**TASK DESCRIPTION:** Wherever the word "financial" appears in the entries, copy the whole line.

**Stored entries:**
⁂

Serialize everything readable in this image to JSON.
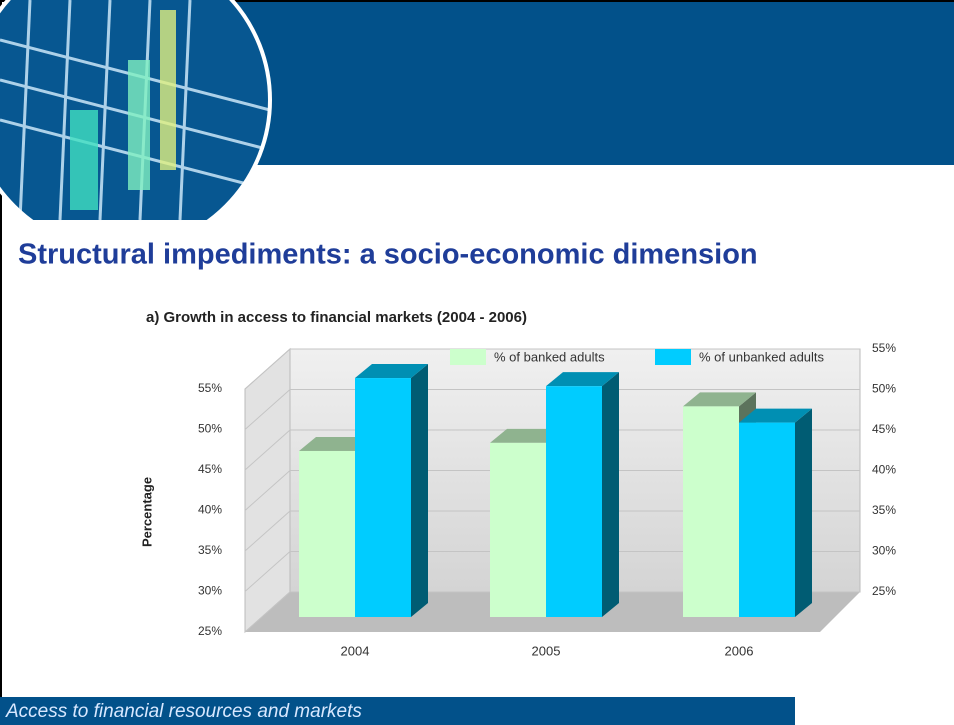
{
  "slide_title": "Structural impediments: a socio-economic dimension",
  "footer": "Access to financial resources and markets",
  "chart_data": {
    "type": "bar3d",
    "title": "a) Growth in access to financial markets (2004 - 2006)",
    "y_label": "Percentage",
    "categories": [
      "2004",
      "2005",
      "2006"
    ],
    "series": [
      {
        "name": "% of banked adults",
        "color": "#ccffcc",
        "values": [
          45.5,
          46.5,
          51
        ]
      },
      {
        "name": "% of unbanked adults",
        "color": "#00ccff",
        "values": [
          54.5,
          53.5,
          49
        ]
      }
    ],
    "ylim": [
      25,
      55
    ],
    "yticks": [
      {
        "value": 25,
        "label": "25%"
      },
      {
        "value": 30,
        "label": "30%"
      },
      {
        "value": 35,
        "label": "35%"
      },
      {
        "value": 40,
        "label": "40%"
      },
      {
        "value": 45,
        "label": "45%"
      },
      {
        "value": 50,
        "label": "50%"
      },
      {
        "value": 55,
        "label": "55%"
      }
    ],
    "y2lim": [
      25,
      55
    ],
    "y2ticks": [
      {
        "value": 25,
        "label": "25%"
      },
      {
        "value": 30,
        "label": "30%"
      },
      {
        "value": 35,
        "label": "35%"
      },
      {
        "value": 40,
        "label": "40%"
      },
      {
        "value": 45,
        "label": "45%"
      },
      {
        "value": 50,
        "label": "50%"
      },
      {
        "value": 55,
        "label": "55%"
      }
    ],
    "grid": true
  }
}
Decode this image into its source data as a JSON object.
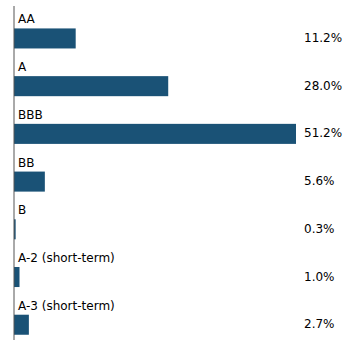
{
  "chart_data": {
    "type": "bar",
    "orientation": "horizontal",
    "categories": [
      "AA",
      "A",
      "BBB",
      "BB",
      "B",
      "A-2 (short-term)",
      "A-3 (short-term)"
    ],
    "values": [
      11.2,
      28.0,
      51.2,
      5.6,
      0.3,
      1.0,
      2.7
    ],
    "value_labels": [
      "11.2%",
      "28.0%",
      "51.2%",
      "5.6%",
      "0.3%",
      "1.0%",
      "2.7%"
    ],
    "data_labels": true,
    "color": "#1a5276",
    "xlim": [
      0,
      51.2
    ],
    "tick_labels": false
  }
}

⁂

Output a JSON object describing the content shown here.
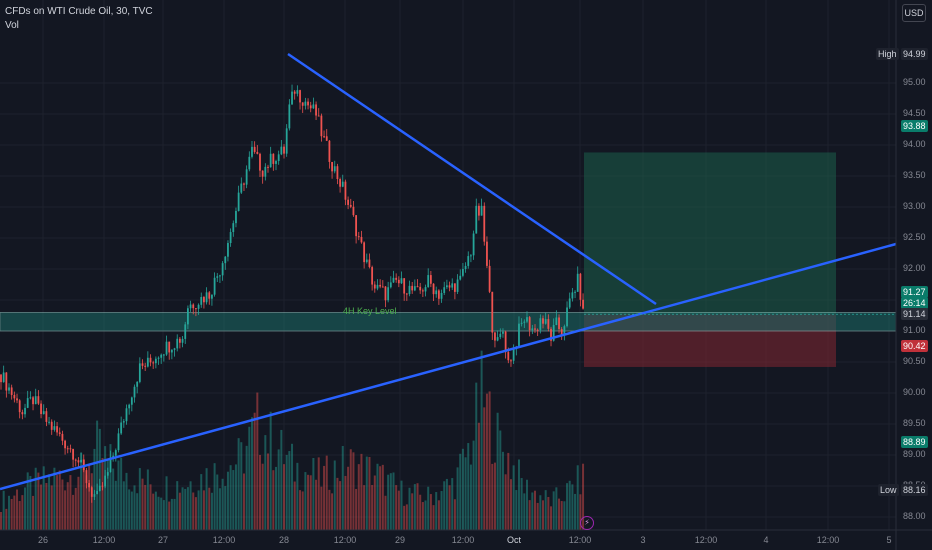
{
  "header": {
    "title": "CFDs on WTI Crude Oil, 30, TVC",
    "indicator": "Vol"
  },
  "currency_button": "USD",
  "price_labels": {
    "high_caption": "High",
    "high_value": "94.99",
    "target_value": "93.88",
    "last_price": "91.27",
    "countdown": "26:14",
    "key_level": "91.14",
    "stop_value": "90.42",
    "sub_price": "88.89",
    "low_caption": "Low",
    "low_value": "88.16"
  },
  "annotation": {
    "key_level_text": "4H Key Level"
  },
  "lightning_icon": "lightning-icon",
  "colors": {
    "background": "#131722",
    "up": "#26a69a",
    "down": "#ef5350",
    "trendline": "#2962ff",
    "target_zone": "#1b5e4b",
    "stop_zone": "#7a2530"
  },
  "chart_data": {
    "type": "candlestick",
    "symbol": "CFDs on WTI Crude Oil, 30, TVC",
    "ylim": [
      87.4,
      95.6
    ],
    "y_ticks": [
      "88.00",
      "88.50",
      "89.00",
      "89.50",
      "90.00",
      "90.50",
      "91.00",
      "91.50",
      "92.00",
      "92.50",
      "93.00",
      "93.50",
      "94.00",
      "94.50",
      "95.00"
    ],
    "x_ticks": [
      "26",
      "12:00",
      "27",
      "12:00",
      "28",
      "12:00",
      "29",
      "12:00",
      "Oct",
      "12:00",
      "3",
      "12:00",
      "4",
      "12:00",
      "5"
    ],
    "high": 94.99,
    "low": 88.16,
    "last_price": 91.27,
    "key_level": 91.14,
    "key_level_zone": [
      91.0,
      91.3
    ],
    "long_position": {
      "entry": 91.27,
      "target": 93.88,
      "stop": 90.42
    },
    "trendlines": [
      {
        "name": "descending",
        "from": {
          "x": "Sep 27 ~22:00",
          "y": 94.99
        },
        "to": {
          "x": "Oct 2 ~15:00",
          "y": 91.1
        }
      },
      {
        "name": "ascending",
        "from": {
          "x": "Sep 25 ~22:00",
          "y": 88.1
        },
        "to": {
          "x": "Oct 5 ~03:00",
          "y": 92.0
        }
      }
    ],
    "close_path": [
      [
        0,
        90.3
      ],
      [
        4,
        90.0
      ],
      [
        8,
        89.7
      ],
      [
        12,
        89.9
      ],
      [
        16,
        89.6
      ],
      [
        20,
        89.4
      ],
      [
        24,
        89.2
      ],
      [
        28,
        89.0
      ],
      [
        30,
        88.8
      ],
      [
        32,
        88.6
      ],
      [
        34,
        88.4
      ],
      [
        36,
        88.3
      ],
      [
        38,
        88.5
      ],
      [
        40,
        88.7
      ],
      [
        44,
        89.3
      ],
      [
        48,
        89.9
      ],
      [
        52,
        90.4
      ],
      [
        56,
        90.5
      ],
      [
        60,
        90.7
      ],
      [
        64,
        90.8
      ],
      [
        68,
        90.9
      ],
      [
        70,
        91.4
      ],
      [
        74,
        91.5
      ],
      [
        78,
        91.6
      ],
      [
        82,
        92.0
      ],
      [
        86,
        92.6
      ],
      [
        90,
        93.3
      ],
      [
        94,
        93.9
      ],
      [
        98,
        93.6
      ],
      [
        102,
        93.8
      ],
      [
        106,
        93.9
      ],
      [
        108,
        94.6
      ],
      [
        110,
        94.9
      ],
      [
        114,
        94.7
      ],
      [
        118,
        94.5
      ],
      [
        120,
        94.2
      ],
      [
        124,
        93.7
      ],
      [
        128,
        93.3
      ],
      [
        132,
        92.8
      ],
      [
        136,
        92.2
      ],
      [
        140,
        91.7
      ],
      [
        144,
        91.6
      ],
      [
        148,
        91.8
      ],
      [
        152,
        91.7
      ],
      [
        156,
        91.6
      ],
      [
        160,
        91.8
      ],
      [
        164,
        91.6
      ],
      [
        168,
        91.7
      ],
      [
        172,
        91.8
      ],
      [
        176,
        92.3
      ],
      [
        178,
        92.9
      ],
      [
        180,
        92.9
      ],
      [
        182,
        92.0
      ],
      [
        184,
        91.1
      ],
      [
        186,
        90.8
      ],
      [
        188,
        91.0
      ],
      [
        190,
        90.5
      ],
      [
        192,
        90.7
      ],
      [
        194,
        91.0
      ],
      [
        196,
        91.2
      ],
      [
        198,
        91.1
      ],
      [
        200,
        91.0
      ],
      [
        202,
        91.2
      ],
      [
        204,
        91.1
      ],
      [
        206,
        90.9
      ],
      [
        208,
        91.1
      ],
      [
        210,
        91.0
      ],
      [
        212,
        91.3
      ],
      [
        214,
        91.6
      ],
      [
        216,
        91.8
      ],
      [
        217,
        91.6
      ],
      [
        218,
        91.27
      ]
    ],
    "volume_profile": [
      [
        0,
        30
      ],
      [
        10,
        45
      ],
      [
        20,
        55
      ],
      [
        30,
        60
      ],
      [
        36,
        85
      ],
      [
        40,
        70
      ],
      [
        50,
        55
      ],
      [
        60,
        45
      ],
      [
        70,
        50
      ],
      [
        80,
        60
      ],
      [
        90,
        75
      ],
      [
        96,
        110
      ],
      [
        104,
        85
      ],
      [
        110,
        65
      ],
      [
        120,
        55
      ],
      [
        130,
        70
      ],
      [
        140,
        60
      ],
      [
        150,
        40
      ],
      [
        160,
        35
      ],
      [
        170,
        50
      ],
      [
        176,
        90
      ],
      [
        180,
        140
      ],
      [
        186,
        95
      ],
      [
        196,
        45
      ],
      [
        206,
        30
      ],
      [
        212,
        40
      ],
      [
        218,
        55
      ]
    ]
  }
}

⁂

**THE RESPONSE:**
  "footer": "Access to financial resources and markets",
    "title": "a) Growth in access to financial markets (2004 - 2006)",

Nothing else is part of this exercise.